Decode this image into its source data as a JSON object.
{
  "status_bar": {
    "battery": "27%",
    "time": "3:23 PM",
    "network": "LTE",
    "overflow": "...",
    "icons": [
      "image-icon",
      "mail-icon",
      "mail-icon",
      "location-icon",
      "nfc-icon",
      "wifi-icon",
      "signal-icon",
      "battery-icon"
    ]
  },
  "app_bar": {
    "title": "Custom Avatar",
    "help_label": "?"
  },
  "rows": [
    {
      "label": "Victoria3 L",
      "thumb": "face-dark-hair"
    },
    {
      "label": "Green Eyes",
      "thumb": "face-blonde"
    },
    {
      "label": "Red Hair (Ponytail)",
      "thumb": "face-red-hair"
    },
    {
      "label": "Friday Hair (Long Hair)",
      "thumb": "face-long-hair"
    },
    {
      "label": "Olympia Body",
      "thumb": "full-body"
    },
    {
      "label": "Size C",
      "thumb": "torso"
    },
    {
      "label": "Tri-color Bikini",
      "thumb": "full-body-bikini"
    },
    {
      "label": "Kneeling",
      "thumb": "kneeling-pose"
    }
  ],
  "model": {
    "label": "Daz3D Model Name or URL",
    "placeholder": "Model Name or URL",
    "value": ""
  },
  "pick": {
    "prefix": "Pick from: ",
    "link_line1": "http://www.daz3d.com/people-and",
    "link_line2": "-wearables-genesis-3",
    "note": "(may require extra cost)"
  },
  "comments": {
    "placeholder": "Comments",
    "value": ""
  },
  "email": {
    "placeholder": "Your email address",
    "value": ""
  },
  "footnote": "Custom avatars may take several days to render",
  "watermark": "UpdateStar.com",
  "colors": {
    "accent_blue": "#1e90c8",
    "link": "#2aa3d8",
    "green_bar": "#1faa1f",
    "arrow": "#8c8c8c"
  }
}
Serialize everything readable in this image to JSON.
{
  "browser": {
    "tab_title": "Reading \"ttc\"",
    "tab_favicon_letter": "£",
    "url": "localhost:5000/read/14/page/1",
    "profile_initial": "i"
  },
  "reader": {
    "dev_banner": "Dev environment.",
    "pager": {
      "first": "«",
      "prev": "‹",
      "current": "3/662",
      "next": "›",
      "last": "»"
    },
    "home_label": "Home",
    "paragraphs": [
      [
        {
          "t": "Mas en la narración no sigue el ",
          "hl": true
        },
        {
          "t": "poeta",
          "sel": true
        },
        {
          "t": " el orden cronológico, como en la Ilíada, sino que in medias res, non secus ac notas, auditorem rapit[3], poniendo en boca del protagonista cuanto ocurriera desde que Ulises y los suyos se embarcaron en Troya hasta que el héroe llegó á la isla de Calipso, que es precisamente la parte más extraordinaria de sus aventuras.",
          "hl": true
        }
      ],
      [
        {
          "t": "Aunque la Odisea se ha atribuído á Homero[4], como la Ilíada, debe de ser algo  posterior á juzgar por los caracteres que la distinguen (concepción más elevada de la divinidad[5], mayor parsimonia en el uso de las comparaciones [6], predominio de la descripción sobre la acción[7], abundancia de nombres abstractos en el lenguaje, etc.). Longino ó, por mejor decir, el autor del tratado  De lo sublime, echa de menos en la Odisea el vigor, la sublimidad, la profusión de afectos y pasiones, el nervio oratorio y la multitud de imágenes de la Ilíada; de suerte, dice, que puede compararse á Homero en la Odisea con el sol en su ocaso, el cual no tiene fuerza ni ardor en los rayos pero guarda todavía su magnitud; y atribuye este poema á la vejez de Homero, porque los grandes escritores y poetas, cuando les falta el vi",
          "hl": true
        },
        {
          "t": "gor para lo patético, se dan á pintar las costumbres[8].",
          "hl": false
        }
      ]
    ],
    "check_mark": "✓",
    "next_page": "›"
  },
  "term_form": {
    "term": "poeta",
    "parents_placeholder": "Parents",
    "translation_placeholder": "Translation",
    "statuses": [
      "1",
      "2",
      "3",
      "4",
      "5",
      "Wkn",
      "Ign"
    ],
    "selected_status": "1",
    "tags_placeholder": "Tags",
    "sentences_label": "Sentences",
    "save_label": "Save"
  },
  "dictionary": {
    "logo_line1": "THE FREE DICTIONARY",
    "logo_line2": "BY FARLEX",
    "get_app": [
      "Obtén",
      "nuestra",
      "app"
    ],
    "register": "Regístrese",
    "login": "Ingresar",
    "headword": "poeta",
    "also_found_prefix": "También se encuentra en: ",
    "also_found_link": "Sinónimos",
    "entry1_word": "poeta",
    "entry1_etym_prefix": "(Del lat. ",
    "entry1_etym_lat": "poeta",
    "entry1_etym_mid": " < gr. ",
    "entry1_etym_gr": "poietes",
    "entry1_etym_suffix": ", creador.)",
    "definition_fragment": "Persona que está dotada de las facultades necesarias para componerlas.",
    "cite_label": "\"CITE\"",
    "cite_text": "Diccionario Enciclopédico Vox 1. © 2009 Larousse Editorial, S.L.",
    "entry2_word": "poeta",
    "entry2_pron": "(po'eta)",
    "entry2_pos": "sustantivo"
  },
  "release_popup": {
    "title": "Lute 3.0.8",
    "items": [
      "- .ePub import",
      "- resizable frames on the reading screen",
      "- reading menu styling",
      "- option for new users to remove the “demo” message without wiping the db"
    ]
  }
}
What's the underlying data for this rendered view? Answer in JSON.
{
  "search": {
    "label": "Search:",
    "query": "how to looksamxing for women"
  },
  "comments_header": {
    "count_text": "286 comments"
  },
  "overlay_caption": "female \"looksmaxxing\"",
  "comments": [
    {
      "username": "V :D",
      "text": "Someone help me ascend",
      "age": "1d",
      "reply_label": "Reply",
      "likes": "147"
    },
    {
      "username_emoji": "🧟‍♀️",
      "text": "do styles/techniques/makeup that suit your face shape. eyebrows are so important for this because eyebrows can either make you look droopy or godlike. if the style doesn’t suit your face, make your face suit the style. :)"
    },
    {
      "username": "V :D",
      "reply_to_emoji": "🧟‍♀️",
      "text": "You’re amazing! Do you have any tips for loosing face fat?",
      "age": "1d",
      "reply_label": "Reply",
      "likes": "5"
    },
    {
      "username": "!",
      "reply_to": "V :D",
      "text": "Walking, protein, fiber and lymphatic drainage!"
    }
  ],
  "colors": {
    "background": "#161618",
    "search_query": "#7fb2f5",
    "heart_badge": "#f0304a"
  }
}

****

▶ _WHAT IS REQUIRED_: Each line of the data that holds "full" should be reported.

▶ _THE ANSWER_:
      "thumb": "full-body"
      "thumb": "full-body-bikini"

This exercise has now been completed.